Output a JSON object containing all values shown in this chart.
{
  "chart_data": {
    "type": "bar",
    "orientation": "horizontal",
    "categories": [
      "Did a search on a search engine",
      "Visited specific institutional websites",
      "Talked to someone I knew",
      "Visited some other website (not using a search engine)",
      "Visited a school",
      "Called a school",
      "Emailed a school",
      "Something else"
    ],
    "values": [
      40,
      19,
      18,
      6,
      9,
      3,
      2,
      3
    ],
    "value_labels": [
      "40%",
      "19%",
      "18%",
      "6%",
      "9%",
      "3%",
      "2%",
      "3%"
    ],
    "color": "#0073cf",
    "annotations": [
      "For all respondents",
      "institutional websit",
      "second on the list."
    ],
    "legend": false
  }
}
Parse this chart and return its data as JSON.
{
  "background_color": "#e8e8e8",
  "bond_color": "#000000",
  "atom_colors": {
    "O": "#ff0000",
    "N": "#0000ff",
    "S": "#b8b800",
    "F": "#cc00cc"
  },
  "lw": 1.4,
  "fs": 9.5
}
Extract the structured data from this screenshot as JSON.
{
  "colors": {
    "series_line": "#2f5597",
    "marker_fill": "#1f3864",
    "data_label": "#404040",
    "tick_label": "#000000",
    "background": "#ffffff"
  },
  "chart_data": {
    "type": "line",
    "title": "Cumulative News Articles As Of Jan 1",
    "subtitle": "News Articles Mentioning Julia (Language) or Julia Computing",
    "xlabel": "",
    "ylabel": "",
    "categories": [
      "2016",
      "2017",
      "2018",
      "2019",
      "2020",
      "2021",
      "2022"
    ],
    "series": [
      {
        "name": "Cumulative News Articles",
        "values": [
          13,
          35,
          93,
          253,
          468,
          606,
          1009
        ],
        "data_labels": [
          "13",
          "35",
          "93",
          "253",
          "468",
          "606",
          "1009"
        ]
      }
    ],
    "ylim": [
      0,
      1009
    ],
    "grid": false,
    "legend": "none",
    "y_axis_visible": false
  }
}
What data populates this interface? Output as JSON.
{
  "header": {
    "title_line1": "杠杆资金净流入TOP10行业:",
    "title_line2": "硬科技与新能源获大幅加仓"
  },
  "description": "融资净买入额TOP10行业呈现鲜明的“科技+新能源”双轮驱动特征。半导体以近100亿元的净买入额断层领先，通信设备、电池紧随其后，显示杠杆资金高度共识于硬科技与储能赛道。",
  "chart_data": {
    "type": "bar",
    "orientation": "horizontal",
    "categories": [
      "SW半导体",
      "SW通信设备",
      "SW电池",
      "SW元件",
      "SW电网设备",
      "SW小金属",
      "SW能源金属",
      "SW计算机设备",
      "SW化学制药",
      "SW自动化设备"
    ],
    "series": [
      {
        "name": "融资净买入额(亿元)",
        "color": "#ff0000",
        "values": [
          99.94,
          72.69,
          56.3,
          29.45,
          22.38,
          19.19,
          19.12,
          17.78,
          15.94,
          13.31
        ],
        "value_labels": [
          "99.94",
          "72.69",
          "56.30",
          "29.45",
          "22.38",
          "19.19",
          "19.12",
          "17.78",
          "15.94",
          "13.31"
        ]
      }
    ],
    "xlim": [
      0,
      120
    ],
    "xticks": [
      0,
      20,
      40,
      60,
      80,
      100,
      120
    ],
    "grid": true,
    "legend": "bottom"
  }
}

^^^^^^^^^^^^^^^^

_Your goal_
Print the complete listing again, exactly as it stands.

_Response for this exercise_
Output a JSON object containing all values shown in this chart.
{
  "chart_data": {
    "type": "bar",
    "orientation": "horizontal",
    "categories": [
      "Did a search on a search engine",
      "Visited specific institutional websites",
      "Talked to someone I knew",
      "Visited some other website (not using a search engine)",
      "Visited a school",
      "Called a school",
      "Emailed a school",
      "Something else"
    ],
    "values": [
      40,
      19,
      18,
      6,
      9,
      3,
      2,
      3
    ],
    "value_labels": [
      "40%",
      "19%",
      "18%",
      "6%",
      "9%",
      "3%",
      "2%",
      "3%"
    ],
    "color": "#0073cf",
    "annotations": [
      "For all respondents",
      "institutional websit",
      "second on the list."
    ],
    "legend": false
  }
}
Parse this chart and return its data as JSON.
{
  "background_color": "#e8e8e8",
  "bond_color": "#000000",
  "atom_colors": {
    "O": "#ff0000",
    "N": "#0000ff",
    "S": "#b8b800",
    "F": "#cc00cc"
  },
  "lw": 1.4,
  "fs": 9.5
}
Extract the structured data from this screenshot as JSON.
{
  "colors": {
    "series_line": "#2f5597",
    "marker_fill": "#1f3864",
    "data_label": "#404040",
    "tick_label": "#000000",
    "background": "#ffffff"
  },
  "chart_data": {
    "type": "line",
    "title": "Cumulative News Articles As Of Jan 1",
    "subtitle": "News Articles Mentioning Julia (Language) or Julia Computing",
    "xlabel": "",
    "ylabel": "",
    "categories": [
      "2016",
      "2017",
      "2018",
      "2019",
      "2020",
      "2021",
      "2022"
    ],
    "series": [
      {
        "name": "Cumulative News Articles",
        "values": [
          13,
          35,
          93,
          253,
          468,
          606,
          1009
        ],
        "data_labels": [
          "13",
          "35",
          "93",
          "253",
          "468",
          "606",
          "1009"
        ]
      }
    ],
    "ylim": [
      0,
      1009
    ],
    "grid": false,
    "legend": "none",
    "y_axis_visible": false
  }
}
What data populates this interface? Output as JSON.
{
  "header": {
    "title_line1": "杠杆资金净流入TOP10行业:",
    "title_line2": "硬科技与新能源获大幅加仓"
  },
  "description": "融资净买入额TOP10行业呈现鲜明的“科技+新能源”双轮驱动特征。半导体以近100亿元的净买入额断层领先，通信设备、电池紧随其后，显示杠杆资金高度共识于硬科技与储能赛道。",
  "chart_data": {
    "type": "bar",
    "orientation": "horizontal",
    "categories": [
      "SW半导体",
      "SW通信设备",
      "SW电池",
      "SW元件",
      "SW电网设备",
      "SW小金属",
      "SW能源金属",
      "SW计算机设备",
      "SW化学制药",
      "SW自动化设备"
    ],
    "series": [
      {
        "name": "融资净买入额(亿元)",
        "color": "#ff0000",
        "values": [
          99.94,
          72.69,
          56.3,
          29.45,
          22.38,
          19.19,
          19.12,
          17.78,
          15.94,
          13.31
        ],
        "value_labels": [
          "99.94",
          "72.69",
          "56.30",
          "29.45",
          "22.38",
          "19.19",
          "19.12",
          "17.78",
          "15.94",
          "13.31"
        ]
      }
    ],
    "xlim": [
      0,
      120
    ],
    "xticks": [
      0,
      20,
      40,
      60,
      80,
      100,
      120
    ],
    "grid": true,
    "legend": "bottom"
  }
}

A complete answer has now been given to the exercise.